> **Records**
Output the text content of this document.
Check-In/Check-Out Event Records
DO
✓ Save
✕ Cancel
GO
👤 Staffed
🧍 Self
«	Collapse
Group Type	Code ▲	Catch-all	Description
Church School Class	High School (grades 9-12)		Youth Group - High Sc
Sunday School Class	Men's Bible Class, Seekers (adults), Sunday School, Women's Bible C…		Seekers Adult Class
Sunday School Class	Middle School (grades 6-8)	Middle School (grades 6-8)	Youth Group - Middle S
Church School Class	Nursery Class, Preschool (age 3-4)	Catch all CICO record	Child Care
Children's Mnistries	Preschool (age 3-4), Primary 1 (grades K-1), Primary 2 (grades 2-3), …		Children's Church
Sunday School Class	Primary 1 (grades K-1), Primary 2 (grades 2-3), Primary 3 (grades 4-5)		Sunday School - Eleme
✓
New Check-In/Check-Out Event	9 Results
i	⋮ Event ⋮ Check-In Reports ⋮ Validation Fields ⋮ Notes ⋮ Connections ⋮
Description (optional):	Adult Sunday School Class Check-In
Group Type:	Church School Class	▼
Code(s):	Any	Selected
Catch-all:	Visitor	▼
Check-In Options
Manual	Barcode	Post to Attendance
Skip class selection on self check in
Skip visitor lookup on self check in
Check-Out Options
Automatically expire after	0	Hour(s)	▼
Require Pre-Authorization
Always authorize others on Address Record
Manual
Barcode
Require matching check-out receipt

> **What is asked**
Output all of the material, please, exactly as it stands.

> **The answer**
Output the text content of this document.
Check-In/Check-Out Event Records
DO
✓ Save
✕ Cancel
GO
👤 Staffed
🧍 Self
«	Collapse
Group Type	Code ▲	Catch-all	Description
Church School Class	High School (grades 9-12)		Youth Group - High Sc
Sunday School Class	Men's Bible Class, Seekers (adults), Sunday School, Women's Bible C…		Seekers Adult Class
Sunday School Class	Middle School (grades 6-8)	Middle School (grades 6-8)	Youth Group - Middle S
Church School Class	Nursery Class, Preschool (age 3-4)	Catch all CICO record	Child Care
Children's Mnistries	Preschool (age 3-4), Primary 1 (grades K-1), Primary 2 (grades 2-3), …		Children's Church
Sunday School Class	Primary 1 (grades K-1), Primary 2 (grades 2-3), Primary 3 (grades 4-5)		Sunday School - Eleme
✓
New Check-In/Check-Out Event	9 Results
i	⋮ Event ⋮ Check-In Reports ⋮ Validation Fields ⋮ Notes ⋮ Connections ⋮
Description (optional):	Adult Sunday School Class Check-In
Group Type:	Church School Class	▼
Code(s):	Any	Selected
Catch-all:	Visitor	▼
Check-In Options
Manual	Barcode	Post to Attendance
Skip class selection on self check in
Skip visitor lookup on self check in
Check-Out Options
Automatically expire after	0	Hour(s)	▼
Require Pre-Authorization
Always authorize others on Address Record
Manual
Barcode
Require matching check-out receipt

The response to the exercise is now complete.